Work to be completed
Produce a word-for-word copy of the listing below without its pictures.

** start of Records for the exercise **

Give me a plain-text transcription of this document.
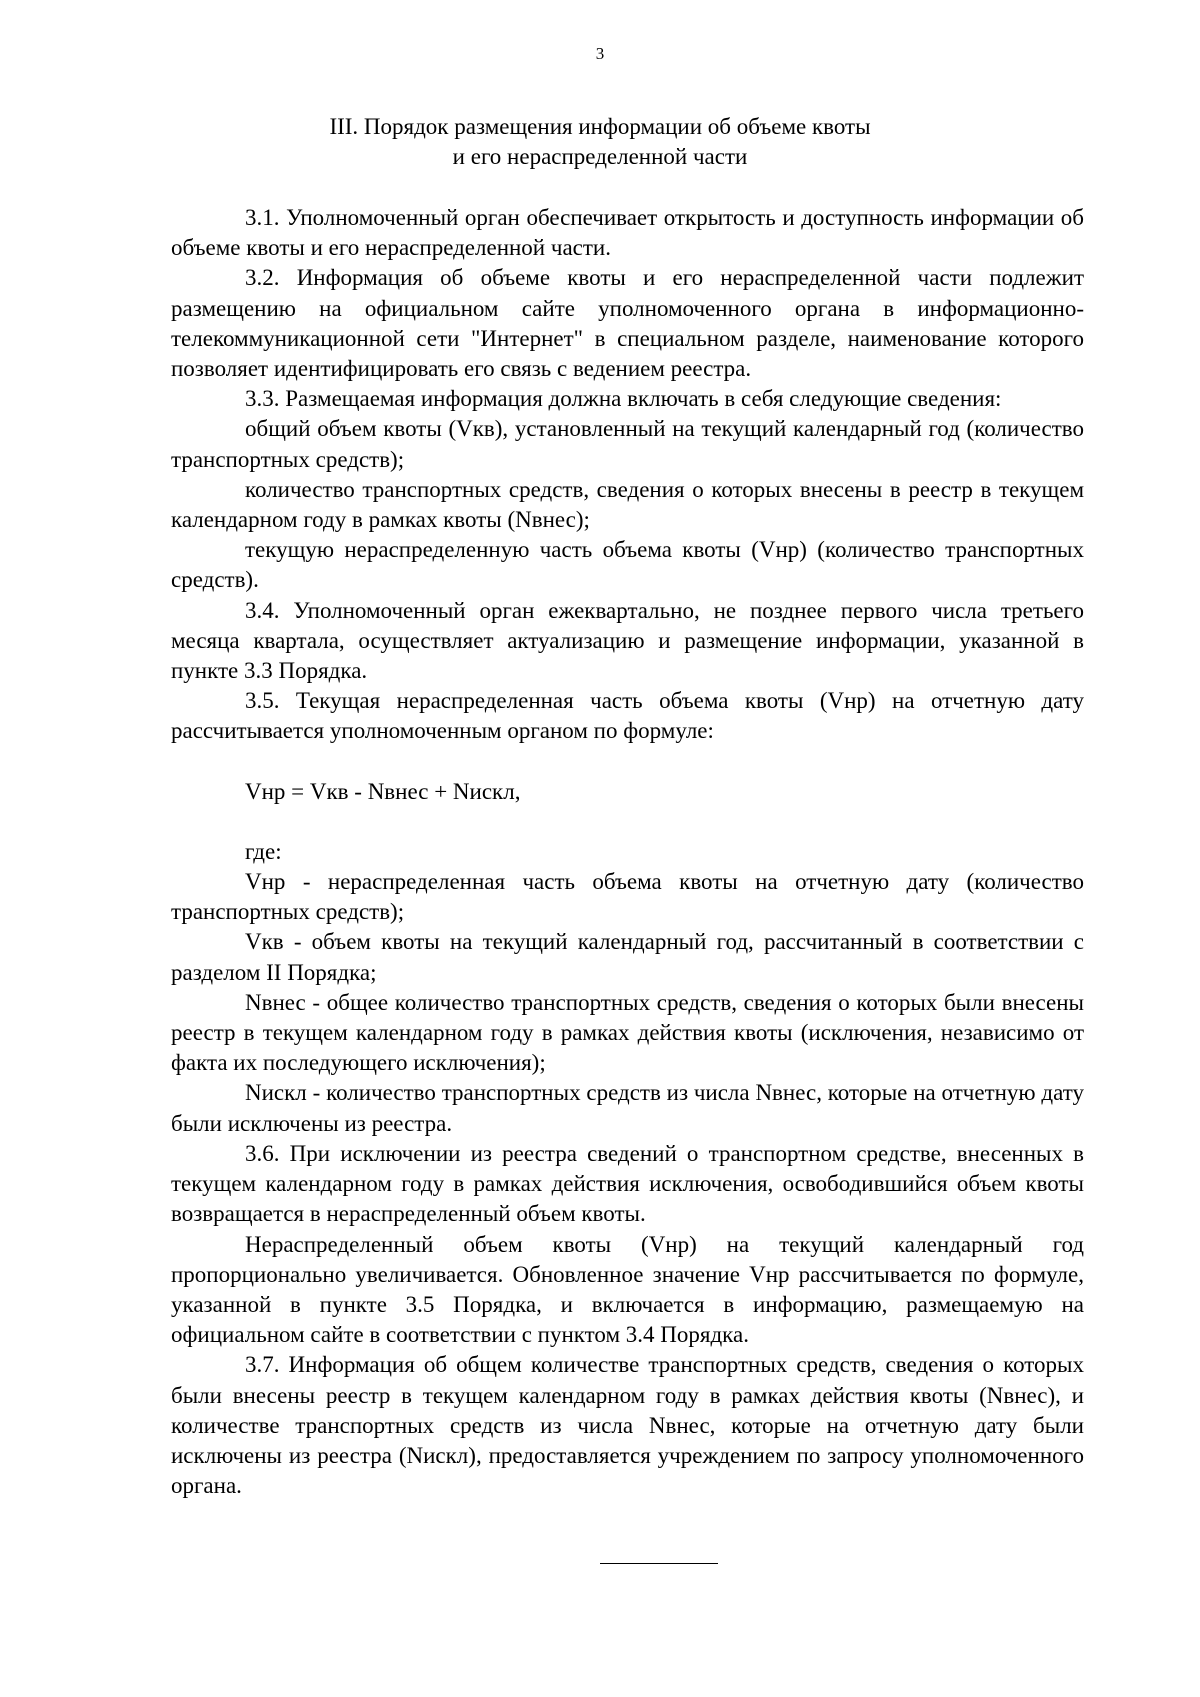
3
III. Порядок размещения информации об объеме квоты
и его нераспределенной части

3.1. Уполномоченный орган обеспечивает открытость и доступность информации об объеме квоты и его нераспределенной части.

3.2. Информация об объеме квоты и его нераспределенной части подлежит размещению на официальном сайте уполномоченного органа в информационно-телекоммуникационной сети "Интернет" в специальном разделе, наименование которого позволяет идентифицировать его связь с ведением реестра.

3.3. Размещаемая информация должна включать в себя следующие сведения:

общий объем квоты (Vкв), установленный на текущий календарный год (количество транспортных средств);

количество транспортных средств, сведения о которых внесены в реестр в текущем календарном году в рамках квоты (Nвнес);

текущую нераспределенную часть объема квоты (Vнр) (количество транспортных средств).

3.4. Уполномоченный орган ежеквартально, не позднее первого числа третьего месяца квартала, осуществляет актуализацию и размещение информации, указанной в пункте 3.3 Порядка.

3.5. Текущая нераспределенная часть объема квоты (Vнр) на отчетную дату рассчитывается уполномоченным органом по формуле:

Vнр = Vкв - Nвнес + Nискл,

где:

Vнр - нераспределенная часть объема квоты на отчетную дату (количество транспортных средств);

Vкв - объем квоты на текущий календарный год, рассчитанный в соответствии с разделом II Порядка;

Nвнес - общее количество транспортных средств, сведения о которых были внесены реестр в текущем календарном году в рамках действия квоты (исключения, независимо от факта их последующего исключения);

Nискл - количество транспортных средств из числа Nвнес, которые на отчетную дату были исключены из реестра.

3.6. При исключении из реестра сведений о транспортном средстве, внесенных в текущем календарном году в рамках действия исключения, освободившийся объем квоты возвращается в нераспределенный объем квоты.

Нераспределенный объем квоты (Vнр) на текущий календарный год пропорционально увеличивается. Обновленное значение Vнр рассчитывается по формуле, указанной в пункте 3.5 Порядка, и включается в информацию, размещаемую на официальном сайте в соответствии с пунктом 3.4 Порядка.

3.7. Информация об общем количестве транспортных средств, сведения о которых были внесены реестр в текущем календарном году в рамках действия квоты (Nвнес), и количестве транспортных средств из числа Nвнес, которые на отчетную дату были исключены из реестра (Nискл), предоставляется учреждением по запросу уполномоченного органа.
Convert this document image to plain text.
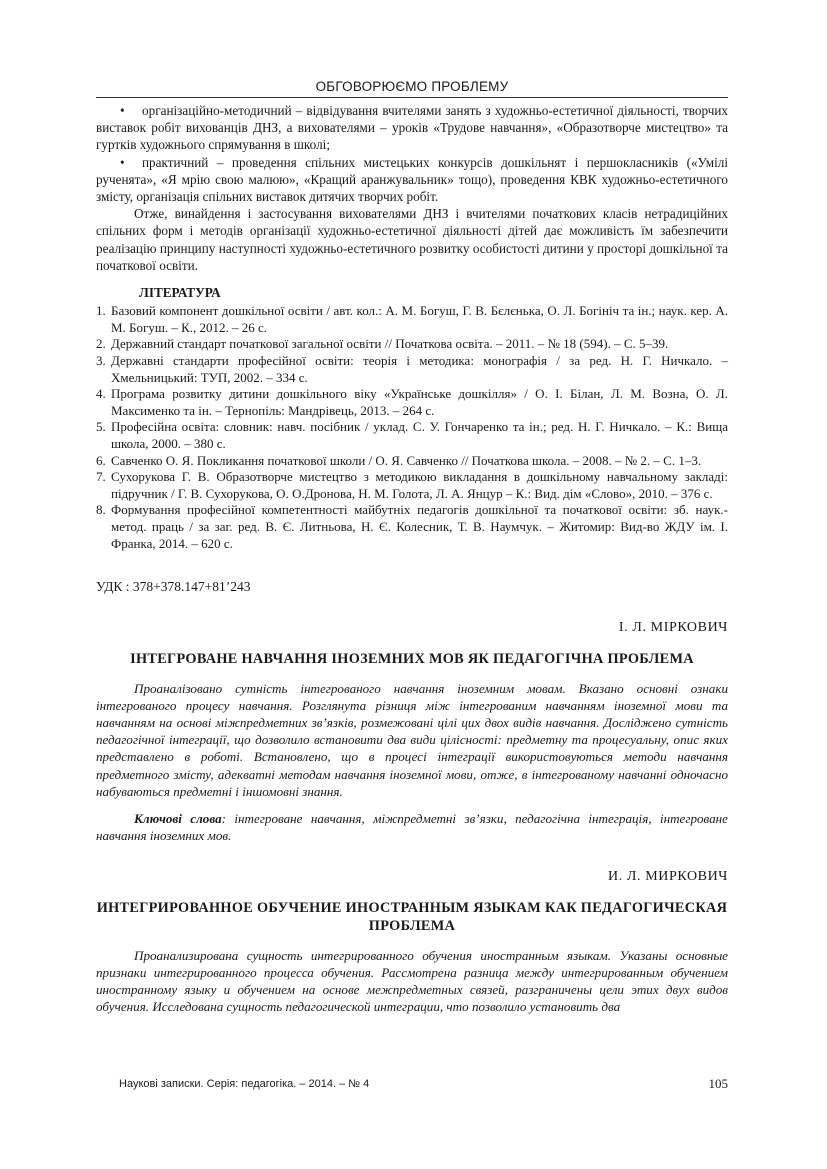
ОБГОВОРЮЄМО ПРОБЛЕМУ

• організаційно-методичний – відвідування вчителями занять з художньо-естетичної діяльності, творчих виставок робіт вихованців ДНЗ, а вихователями – уроків «Трудове навчання», «Образотворче мистецтво» та гуртків художнього спрямування в школі;

• практичний – проведення спільних мистецьких конкурсів дошкільнят і першокласників («Умілі рученята», «Я мрію свою малюю», «Кращий аранжувальник» тощо), проведення КВК художньо-естетичного змісту, організація спільних виставок дитячих творчих робіт.

Отже, винайдення і застосування вихователями ДНЗ і вчителями початкових класів нетрадиційних спільних форм і методів організації художньо-естетичної діяльності дітей дає можливість їм забезпечити реалізацію принципу наступності художньо-естетичного розвитку особистості дитини у просторі дошкільної та початкової освіти.

ЛІТЕРАТУРА
1. Базовий компонент дошкільної освіти / авт. кол.: А. М. Богуш, Г. В. Бєлєнька, О. Л. Богініч та ін.; наук. кер. А. М. Богуш. – К., 2012. – 26 с.
2. Державний стандарт початкової загальної освіти // Початкова освіта. – 2011. – № 18 (594). – С. 5–39.
3. Державні стандарти професійної освіти: теорія і методика: монографія / за ред. Н. Г. Ничкало. – Хмельницький: ТУП, 2002. – 334 с.
4. Програма розвитку дитини дошкільного віку «Українське дошкілля» / О. І. Білан, Л. М. Возна, О. Л. Максименко та ін. – Тернопіль: Мандрівець, 2013. – 264 с.
5. Професійна освіта: словник: навч. посібник / уклад. С. У. Гончаренко та ін.; ред. Н. Г. Ничкало. – К.: Вища школа, 2000. – 380 с.
6. Савченко О. Я. Покликання початкової школи / О. Я. Савченко // Початкова школа. – 2008. – № 2. – С. 1–3.
7. Сухорукова Г. В. Образотворче мистецтво з методикою викладання в дошкільному навчальному закладі: підручник / Г. В. Сухорукова, О. О.Дронова, Н. М. Голота, Л. А. Янцур – К.: Вид. дім «Слово», 2010. – 376 с.
8. Формування професійної компетентності майбутніх педагогів дошкільної та початкової освіти: зб. наук.-метод. праць / за заг. ред. В. Є. Литньова, Н. Є. Колесник, Т. В. Наумчук. – Житомир: Вид-во ЖДУ ім. І. Франка, 2014. – 620 с.
УДК : 378+378.147+81’243
І. Л. МІРКОВИЧ
ІНТЕГРОВАНЕ НАВЧАННЯ ІНОЗЕМНИХ МОВ ЯК ПЕДАГОГІЧНА ПРОБЛЕМА

Проаналізовано сутність інтегрованого навчання іноземним мовам. Вказано основні ознаки інтегрованого процесу навчання. Розглянута різниця між інтегрованим навчанням іноземної мови та навчанням на основі міжпредметних зв’язків, розмежовані цілі цих двох видів навчання. Досліджено сутність педагогічної інтеграції, що дозволило встановити два види цілісності: предметну та процесуальну, опис яких представлено в роботі. Встановлено, що в процесі інтеграції використовуються методи навчання предметного змісту, адекватні методам навчання іноземної мови, отже, в інтегрованому навчанні одночасно набуваються предметні і іншомовні знання.

Ключові слова: інтегроване навчання, міжпредметні зв’язки, педагогічна інтеграція, інтегроване навчання іноземних мов.

И. Л. МИРКОВИЧ
ИНТЕГРИРОВАННОЕ ОБУЧЕНИЕ ИНОСТРАННЫМ ЯЗЫКАМ КАК ПЕДАГОГИЧЕСКАЯ ПРОБЛЕМА

Проанализирована сущность интегрированного обучения иностранным языкам. Указаны основные признаки интегрированного процесса обучения. Рассмотрена разница между интегрированным обучением иностранному языку и обучением на основе межпредметных связей, разграничены цели этих двух видов обучения. Исследована сущность педагогической интеграции, что позволило установить два

Наукові записки. Серія: педагогіка. – 2014. – № 4	105
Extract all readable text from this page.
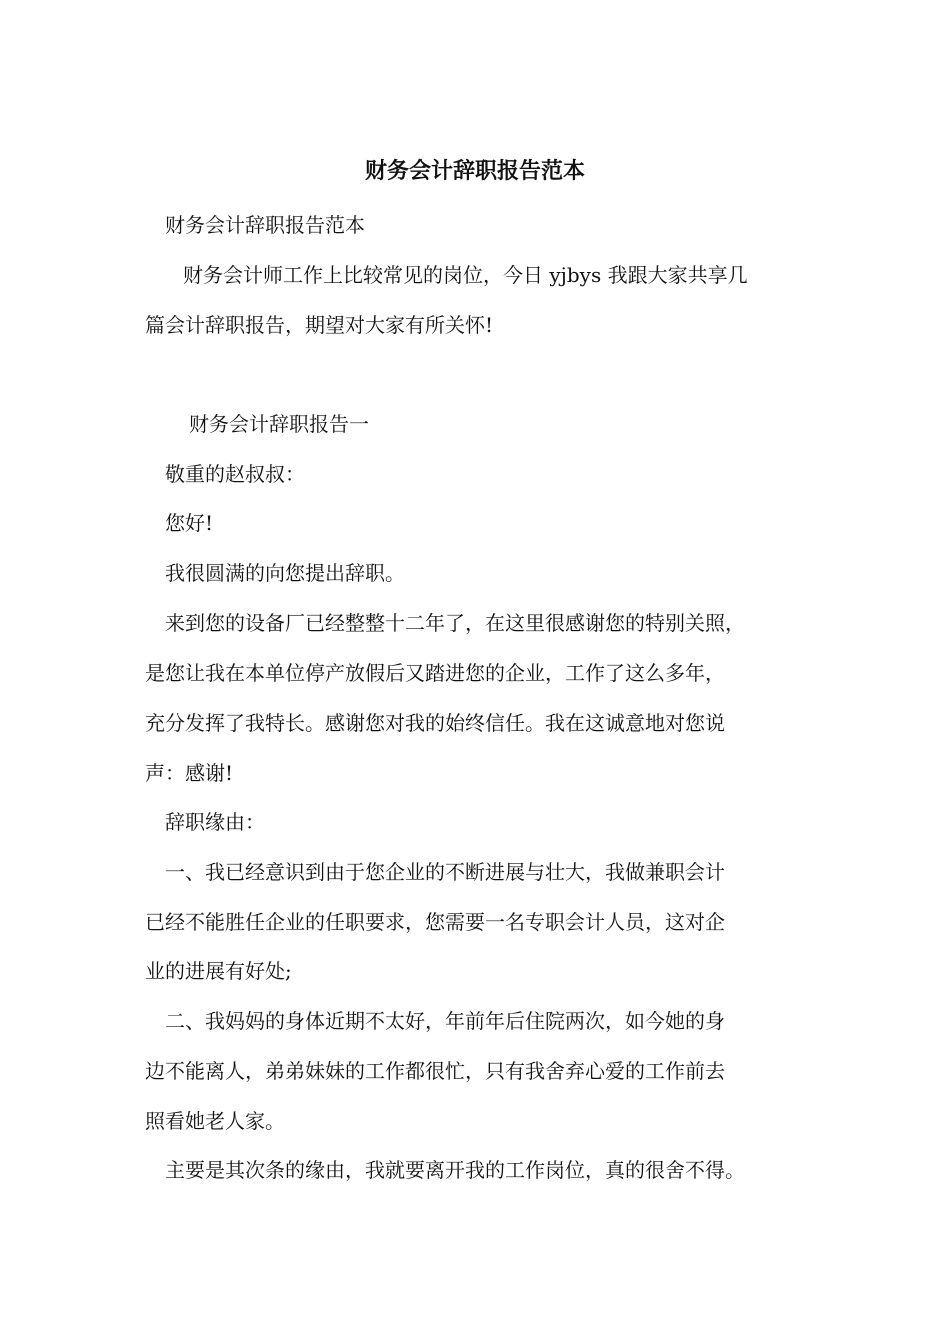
财务会计辞职报告范本
财务会计辞职报告范本
财务会计师工作上比较常见的岗位，今日 yjbys 我跟大家共享几
篇会计辞职报告，期望对大家有所关怀!
财务会计辞职报告一
敬重的赵叔叔：
您好!
我很圆满的向您提出辞职。
来到您的设备厂已经整整十二年了，在这里很感谢您的特别关照，
是您让我在本单位停产放假后又踏进您的企业，工作了这么多年，
充分发挥了我特长。感谢您对我的始终信任。我在这诚意地对您说
声：感谢!
辞职缘由：
一、我已经意识到由于您企业的不断进展与壮大，我做兼职会计
已经不能胜任企业的任职要求，您需要一名专职会计人员，这对企
业的进展有好处;
二、我妈妈的身体近期不太好，年前年后住院两次，如今她的身
边不能离人，弟弟妹妹的工作都很忙，只有我舍弃心爱的工作前去
照看她老人家。
主要是其次条的缘由，我就要离开我的工作岗位，真的很舍不得。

** end of Records for the exercise **

Task response
Give me a plain-text transcription of this document.
3
III. Порядок размещения информации об объеме квоты
и его нераспределенной части

3.1. Уполномоченный орган обеспечивает открытость и доступность информации об объеме квоты и его нераспределенной части.

3.2. Информация об объеме квоты и его нераспределенной части подлежит размещению на официальном сайте уполномоченного органа в информационно-телекоммуникационной сети "Интернет" в специальном разделе, наименование которого позволяет идентифицировать его связь с ведением реестра.

3.3. Размещаемая информация должна включать в себя следующие сведения:

общий объем квоты (Vкв), установленный на текущий календарный год (количество транспортных средств);

количество транспортных средств, сведения о которых внесены в реестр в текущем календарном году в рамках квоты (Nвнес);

текущую нераспределенную часть объема квоты (Vнр) (количество транспортных средств).

3.4. Уполномоченный орган ежеквартально, не позднее первого числа третьего месяца квартала, осуществляет актуализацию и размещение информации, указанной в пункте 3.3 Порядка.

3.5. Текущая нераспределенная часть объема квоты (Vнр) на отчетную дату рассчитывается уполномоченным органом по формуле:

Vнр = Vкв - Nвнес + Nискл,

где:

Vнр - нераспределенная часть объема квоты на отчетную дату (количество транспортных средств);

Vкв - объем квоты на текущий календарный год, рассчитанный в соответствии с разделом II Порядка;

Nвнес - общее количество транспортных средств, сведения о которых были внесены реестр в текущем календарном году в рамках действия квоты (исключения, независимо от факта их последующего исключения);

Nискл - количество транспортных средств из числа Nвнес, которые на отчетную дату были исключены из реестра.

3.6. При исключении из реестра сведений о транспортном средстве, внесенных в текущем календарном году в рамках действия исключения, освободившийся объем квоты возвращается в нераспределенный объем квоты.

Нераспределенный объем квоты (Vнр) на текущий календарный год пропорционально увеличивается. Обновленное значение Vнр рассчитывается по формуле, указанной в пункте 3.5 Порядка, и включается в информацию, размещаемую на официальном сайте в соответствии с пунктом 3.4 Порядка.

3.7. Информация об общем количестве транспортных средств, сведения о которых были внесены реестр в текущем календарном году в рамках действия квоты (Nвнес), и количестве транспортных средств из числа Nвнес, которые на отчетную дату были исключены из реестра (Nискл), предоставляется учреждением по запросу уполномоченного органа.
Convert this document image to plain text.
ОБГОВОРЮЄМО ПРОБЛЕМУ

• організаційно-методичний – відвідування вчителями занять з художньо-естетичної діяльності, творчих виставок робіт вихованців ДНЗ, а вихователями – уроків «Трудове навчання», «Образотворче мистецтво» та гуртків художнього спрямування в школі;

• практичний – проведення спільних мистецьких конкурсів дошкільнят і першокласників («Умілі рученята», «Я мрію свою малюю», «Кращий аранжувальник» тощо), проведення КВК художньо-естетичного змісту, організація спільних виставок дитячих творчих робіт.

Отже, винайдення і застосування вихователями ДНЗ і вчителями початкових класів нетрадиційних спільних форм і методів організації художньо-естетичної діяльності дітей дає можливість їм забезпечити реалізацію принципу наступності художньо-естетичного розвитку особистості дитини у просторі дошкільної та початкової освіти.

ЛІТЕРАТУРА
1. Базовий компонент дошкільної освіти / авт. кол.: А. М. Богуш, Г. В. Бєлєнька, О. Л. Богініч та ін.; наук. кер. А. М. Богуш. – К., 2012. – 26 с.
2. Державний стандарт початкової загальної освіти // Початкова освіта. – 2011. – № 18 (594). – С. 5–39.
3. Державні стандарти професійної освіти: теорія і методика: монографія / за ред. Н. Г. Ничкало. – Хмельницький: ТУП, 2002. – 334 с.
4. Програма розвитку дитини дошкільного віку «Українське дошкілля» / О. І. Білан, Л. М. Возна, О. Л. Максименко та ін. – Тернопіль: Мандрівець, 2013. – 264 с.
5. Професійна освіта: словник: навч. посібник / уклад. С. У. Гончаренко та ін.; ред. Н. Г. Ничкало. – К.: Вища школа, 2000. – 380 с.
6. Савченко О. Я. Покликання початкової школи / О. Я. Савченко // Початкова школа. – 2008. – № 2. – С. 1–3.
7. Сухорукова Г. В. Образотворче мистецтво з методикою викладання в дошкільному навчальному закладі: підручник / Г. В. Сухорукова, О. О.Дронова, Н. М. Голота, Л. А. Янцур – К.: Вид. дім «Слово», 2010. – 376 с.
8. Формування професійної компетентності майбутніх педагогів дошкільної та початкової освіти: зб. наук.-метод. праць / за заг. ред. В. Є. Литньова, Н. Є. Колесник, Т. В. Наумчук. – Житомир: Вид-во ЖДУ ім. І. Франка, 2014. – 620 с.
УДК : 378+378.147+81’243
І. Л. МІРКОВИЧ
ІНТЕГРОВАНЕ НАВЧАННЯ ІНОЗЕМНИХ МОВ ЯК ПЕДАГОГІЧНА ПРОБЛЕМА

Проаналізовано сутність інтегрованого навчання іноземним мовам. Вказано основні ознаки інтегрованого процесу навчання. Розглянута різниця між інтегрованим навчанням іноземної мови та навчанням на основі міжпредметних зв’язків, розмежовані цілі цих двох видів навчання. Досліджено сутність педагогічної інтеграції, що дозволило встановити два види цілісності: предметну та процесуальну, опис яких представлено в роботі. Встановлено, що в процесі інтеграції використовуються методи навчання предметного змісту, адекватні методам навчання іноземної мови, отже, в інтегрованому навчанні одночасно набуваються предметні і іншомовні знання.

Ключові слова: інтегроване навчання, міжпредметні зв’язки, педагогічна інтеграція, інтегроване навчання іноземних мов.

И. Л. МИРКОВИЧ
ИНТЕГРИРОВАННОЕ ОБУЧЕНИЕ ИНОСТРАННЫМ ЯЗЫКАМ КАК ПЕДАГОГИЧЕСКАЯ ПРОБЛЕМА

Проанализирована сущность интегрированного обучения иностранным языкам. Указаны основные признаки интегрированного процесса обучения. Рассмотрена разница между интегрированным обучением иностранному языку и обучением на основе межпредметных связей, разграничены цели этих двух видов обучения. Исследована сущность педагогической интеграции, что позволило установить два

Наукові записки. Серія: педагогіка. – 2014. – № 4	105
Extract all readable text from this page.
财务会计辞职报告范本
财务会计辞职报告范本
财务会计师工作上比较常见的岗位，今日 yjbys 我跟大家共享几
篇会计辞职报告，期望对大家有所关怀!
财务会计辞职报告一
敬重的赵叔叔：
您好!
我很圆满的向您提出辞职。
来到您的设备厂已经整整十二年了，在这里很感谢您的特别关照，
是您让我在本单位停产放假后又踏进您的企业，工作了这么多年，
充分发挥了我特长。感谢您对我的始终信任。我在这诚意地对您说
声：感谢!
辞职缘由：
一、我已经意识到由于您企业的不断进展与壮大，我做兼职会计
已经不能胜任企业的任职要求，您需要一名专职会计人员，这对企
业的进展有好处;
二、我妈妈的身体近期不太好，年前年后住院两次，如今她的身
边不能离人，弟弟妹妹的工作都很忙，只有我舍弃心爱的工作前去
照看她老人家。
主要是其次条的缘由，我就要离开我的工作岗位，真的很舍不得。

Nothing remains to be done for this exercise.